_TASK TO COMPLETE_. Return each line containing "where".

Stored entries
[START]

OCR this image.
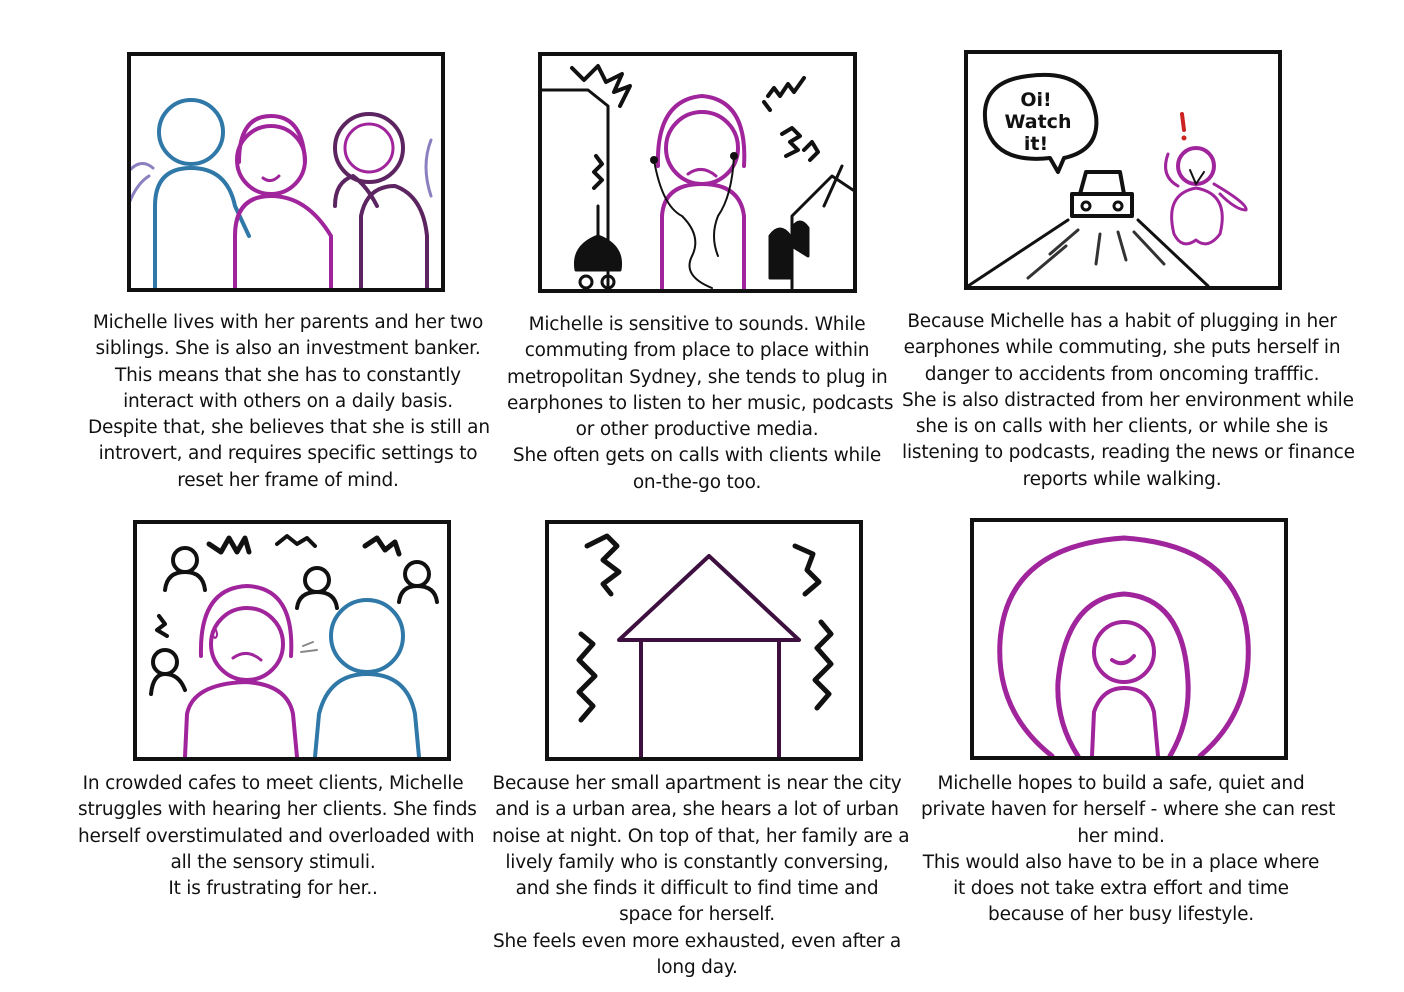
Michelle lives with her parents and her two
siblings. She is also an investment banker.
This means that she has to constantly
interact with others on a daily basis.
Despite that, she believes that she is still an
introvert, and requires specific settings to
reset her frame of mind.
Michelle is sensitive to sounds. While
commuting from place to place within
metropolitan Sydney, she tends to plug in
earphones to listen to her music, podcasts
or other productive media.
She often gets on calls with clients while
on-the-go too.
Oi!
Watch
it!
Because Michelle has a habit of plugging in her
earphones while commuting, she puts herself in
danger to accidents from oncoming trafffic.
She is also distracted from her environment while
she is on calls with her clients, or while she is
listening to podcasts, reading the news or finance
reports while walking.
In crowded cafes to meet clients, Michelle
struggles with hearing her clients. She finds
herself overstimulated and overloaded with
all the sensory stimuli.
It is frustrating for her..
Because her small apartment is near the city
and is a urban area, she hears a lot of urban
noise at night. On top of that, her family are a
lively family who is constantly conversing,
and she finds it difficult to find time and
space for herself.
She feels even more exhausted, even after a
long day.
Michelle hopes to build a safe, quiet and
private haven for herself - where she can rest
her mind.
This would also have to be in a place where
it does not take extra effort and time
because of her busy lifestyle.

[END]

_TASK ANSWER_.
private haven for herself - where she can rest
This would also have to be in a place where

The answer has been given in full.